▶ **SHORT PROBLEM**
Copy each line below that includes "active".

A run of records
▼▼▼
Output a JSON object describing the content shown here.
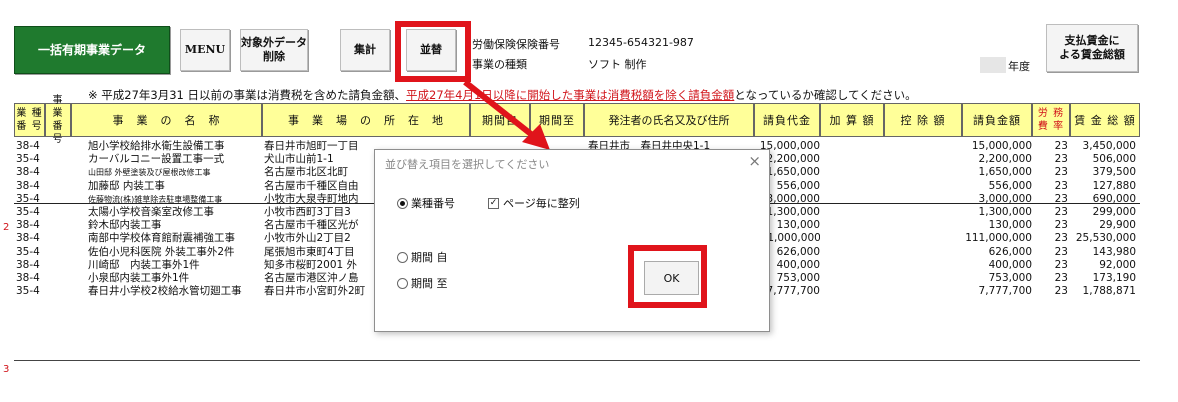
{
  "toolbar": {
    "bulk_button": "一括有期事業データ",
    "menu_button": "MENU",
    "excluded_button_line1": "対象外データ",
    "excluded_button_line2": "削除",
    "total_button": "集計",
    "sort_button": "並替",
    "wages_button_line1": "支払賃金に",
    "wages_button_line2": "よる賃金総額"
  },
  "info": {
    "insurance_label": "労働保険保険番号",
    "insurance_value": "12345-654321-987",
    "business_label": "事業の種類",
    "business_value": "ソフト 制作",
    "year_label": "年度"
  },
  "notice": {
    "prefix": "※ 平成27年3月31 日以前の事業は消費税を含めた請負金額、",
    "link": "平成27年4月1日以降に開始した事業は消費税額を除く請負金額",
    "suffix": "となっているか確認してください。"
  },
  "table": {
    "headers": {
      "code1": "業 種\n番 号",
      "code2": "事 業\n番 号",
      "name": "事　業　の　名　称",
      "location": "事　業　場　の　所　在　地",
      "from": "期間自",
      "to": "期間至",
      "client": "発注者の氏名又及び住所",
      "contract": "請負代金",
      "add": "加 算 額",
      "deduct": "控 除 額",
      "amount": "請負金額",
      "rate": "労 務\n費 率",
      "wages": "賃 金 総 額"
    },
    "rows": [
      {
        "code": "38-4",
        "name": "旭小学校給排水衛生設備工事",
        "loc": "春日井市旭町一丁目",
        "client": "春日井市　春日井中央1-1",
        "contract": "15,000,000",
        "amount": "15,000,000",
        "rate": "23",
        "wages": "3,450,000"
      },
      {
        "code": "35-4",
        "name": "カーバルコニー設置工事一式",
        "loc": "犬山市山前1-1",
        "client": "",
        "contract": "2,200,000",
        "amount": "2,200,000",
        "rate": "23",
        "wages": "506,000"
      },
      {
        "code": "38-4",
        "name": "山田邸 外壁塗装及び屋根改修工事",
        "loc": "名古屋市北区北町",
        "client": "",
        "contract": "1,650,000",
        "amount": "1,650,000",
        "rate": "23",
        "wages": "379,500"
      },
      {
        "code": "38-4",
        "name": "加藤邸 内装工事",
        "loc": "名古屋市千種区自由",
        "client": "",
        "contract": "556,000",
        "amount": "556,000",
        "rate": "23",
        "wages": "127,880"
      },
      {
        "code": "35-4",
        "name": "佐藤物流(株)雑草除去駐車場整備工事",
        "loc": "小牧市大泉寺町地内",
        "client": "",
        "contract": "3,000,000",
        "amount": "3,000,000",
        "rate": "23",
        "wages": "690,000"
      },
      {
        "code": "35-4",
        "name": "太陽小学校音楽室改修工事",
        "loc": "小牧市西町3丁目3",
        "client": "",
        "contract": "1,300,000",
        "amount": "1,300,000",
        "rate": "23",
        "wages": "299,000"
      },
      {
        "code": "38-4",
        "name": "鈴木邸内装工事",
        "loc": "名古屋市千種区光が",
        "client": "",
        "contract": "130,000",
        "amount": "130,000",
        "rate": "23",
        "wages": "29,900"
      },
      {
        "code": "38-4",
        "name": "南部中学校体育館耐震補強工事",
        "loc": "小牧市外山2丁目2",
        "client": "",
        "contract": "111,000,000",
        "amount": "111,000,000",
        "rate": "23",
        "wages": "25,530,000"
      },
      {
        "code": "35-4",
        "name": "佐伯小児科医院 外装工事外2件",
        "loc": "尾張旭市東町4丁目",
        "client": "",
        "contract": "626,000",
        "amount": "626,000",
        "rate": "23",
        "wages": "143,980"
      },
      {
        "code": "38-4",
        "name": "川崎邸　内装工事外1件",
        "loc": "知多市桜町2001 外",
        "client": "",
        "contract": "400,000",
        "amount": "400,000",
        "rate": "23",
        "wages": "92,000"
      },
      {
        "code": "38-4",
        "name": "小泉邸内装工事外1件",
        "loc": "名古屋市港区沖ノ島",
        "client": "",
        "contract": "753,000",
        "amount": "753,000",
        "rate": "23",
        "wages": "173,190"
      },
      {
        "code": "35-4",
        "name": "春日井小学校2校給水管切廻工事",
        "loc": "春日井市小宮町外2町",
        "client": "春日井市　春日井中央1-1",
        "contract": "7,777,700",
        "amount": "7,777,700",
        "rate": "23",
        "wages": "1,788,871"
      }
    ]
  },
  "dialog": {
    "title": "並び替え項目を選択してください",
    "close": "×",
    "option_code": "業種番号",
    "option_page": "ページ毎に整列",
    "option_from": "期間 自",
    "option_to": "期間 至",
    "ok": "OK"
  },
  "colors": {
    "highlight": "#e0141b",
    "header": "#ffff99",
    "button_green": "#1f7a2e"
  },
  "margin_mark_1": "2",
  "margin_mark_2": "3"
}
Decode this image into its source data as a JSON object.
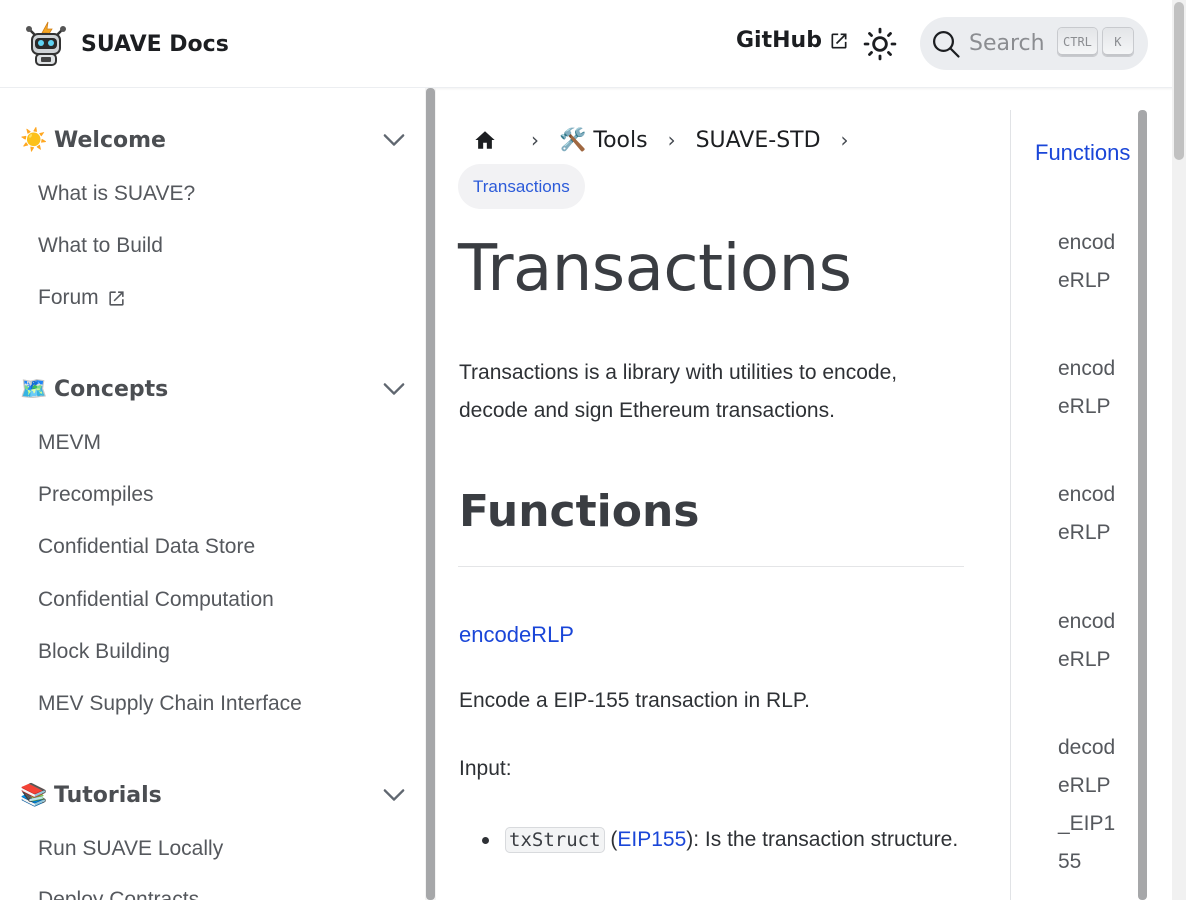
{
  "navbar": {
    "brand_title": "SUAVE Docs",
    "github_label": "GitHub",
    "search_placeholder": "Search",
    "kbd_ctrl": "CTRL",
    "kbd_k": "K",
    "accent_color": "#1a46d8"
  },
  "sidebar": {
    "categories": [
      {
        "emoji": "☀️",
        "label": "Welcome",
        "items": [
          "What is SUAVE?",
          "What to Build",
          "Forum"
        ]
      },
      {
        "emoji": "🗺️",
        "label": "Concepts",
        "items": [
          "MEVM",
          "Precompiles",
          "Confidential Data Store",
          "Confidential Computation",
          "Block Building",
          "MEV Supply Chain Interface"
        ]
      },
      {
        "emoji": "📚",
        "label": "Tutorials",
        "items": [
          "Run SUAVE Locally",
          "Deploy Contracts"
        ]
      }
    ]
  },
  "breadcrumbs": {
    "items": [
      "🛠️ Tools",
      "SUAVE-STD"
    ],
    "active": "Transactions"
  },
  "content": {
    "title": "Transactions",
    "lead": "Transactions is a library with utilities to encode, decode and sign Ethereum transactions.",
    "h2": "Functions",
    "h3": "encodeRLP",
    "desc": "Encode a EIP-155 transaction in RLP.",
    "input_label": "Input:",
    "param": {
      "code": "txStruct",
      "paren_open": "(",
      "link": "EIP155",
      "rest": "): Is the transaction structure."
    }
  },
  "toc": {
    "top": "Functions",
    "items": [
      "encodeRLP",
      "encodeRLP",
      "encodeRLP",
      "encodeRLP",
      "decodeRLP_EIP155"
    ]
  }
}
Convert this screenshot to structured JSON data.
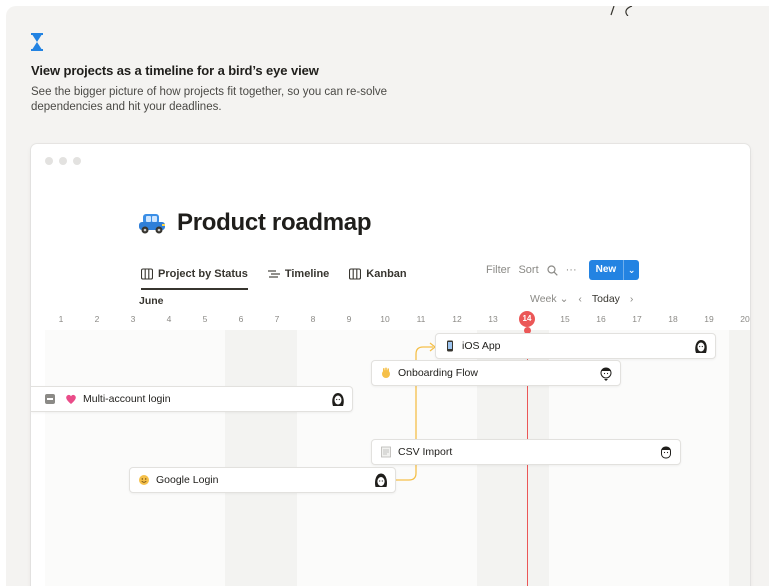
{
  "hero": {
    "icon": "hourglass-icon",
    "headline": "View projects as a timeline for a bird’s eye view",
    "subtext": "See the bigger picture of how projects fit together, so you can re-solve dependencies and hit your deadlines."
  },
  "window": {
    "controls": [
      "close",
      "minimize",
      "maximize"
    ]
  },
  "page": {
    "icon": "car-icon",
    "title": "Product roadmap"
  },
  "views": [
    {
      "label": "Project by Status",
      "icon": "table-icon",
      "active": true
    },
    {
      "label": "Timeline",
      "icon": "timeline-icon",
      "active": false
    },
    {
      "label": "Kanban",
      "icon": "board-icon",
      "active": false
    }
  ],
  "toolbar": {
    "filter": "Filter",
    "sort": "Sort",
    "search_icon": "search-icon",
    "more": "···",
    "new": "New",
    "new_caret": "⌄"
  },
  "timeline": {
    "month": "June",
    "scale": "Week",
    "scale_caret": "⌄",
    "prev": "‹",
    "today_label": "Today",
    "next": "›",
    "days": [
      "1",
      "2",
      "3",
      "4",
      "5",
      "6",
      "7",
      "8",
      "9",
      "10",
      "11",
      "12",
      "13",
      "14",
      "15",
      "16",
      "17",
      "18",
      "19",
      "20"
    ],
    "today": "14",
    "today_color": "#eb5757",
    "accent": "#2383e2",
    "dependency_color": "#f5c04a"
  },
  "projects": [
    {
      "name": "iOS App",
      "emoji": "phone-icon"
    },
    {
      "name": "Onboarding Flow",
      "emoji": "waving-hand-icon"
    },
    {
      "name": "Multi-account login",
      "emoji": "heart-icon"
    },
    {
      "name": "CSV Import",
      "emoji": "page-icon"
    },
    {
      "name": "Google Login",
      "emoji": "smile-icon"
    }
  ]
}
▲▲▲
▶ **RESULT OF THIS TASK**
    "active": "Transactions"
      "active": true
      "active": false
      "active": false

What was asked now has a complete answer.